Problem: Give the entries again exactly, every one of them.

# start of Data supplied

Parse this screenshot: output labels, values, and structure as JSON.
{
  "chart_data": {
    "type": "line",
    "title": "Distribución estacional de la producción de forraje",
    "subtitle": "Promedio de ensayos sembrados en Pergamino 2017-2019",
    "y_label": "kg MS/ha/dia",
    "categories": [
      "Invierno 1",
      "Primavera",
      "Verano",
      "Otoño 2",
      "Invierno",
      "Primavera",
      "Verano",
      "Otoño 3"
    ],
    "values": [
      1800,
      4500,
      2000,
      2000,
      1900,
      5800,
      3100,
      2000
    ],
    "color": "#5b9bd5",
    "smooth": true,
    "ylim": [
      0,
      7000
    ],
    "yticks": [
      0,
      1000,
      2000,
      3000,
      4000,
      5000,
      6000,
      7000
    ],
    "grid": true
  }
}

# end of Data supplied

Written response:
Parse this screenshot: output labels, values, and structure as JSON.
{
  "chart_data": {
    "type": "line",
    "title": "Distribución estacional de la producción de forraje",
    "subtitle": "Promedio de ensayos sembrados en Pergamino 2017-2019",
    "y_label": "kg MS/ha/dia",
    "categories": [
      "Invierno 1",
      "Primavera",
      "Verano",
      "Otoño 2",
      "Invierno",
      "Primavera",
      "Verano",
      "Otoño 3"
    ],
    "values": [
      1800,
      4500,
      2000,
      2000,
      1900,
      5800,
      3100,
      2000
    ],
    "color": "#5b9bd5",
    "smooth": true,
    "ylim": [
      0,
      7000
    ],
    "yticks": [
      0,
      1000,
      2000,
      3000,
      4000,
      5000,
      6000,
      7000
    ],
    "grid": true
  }
}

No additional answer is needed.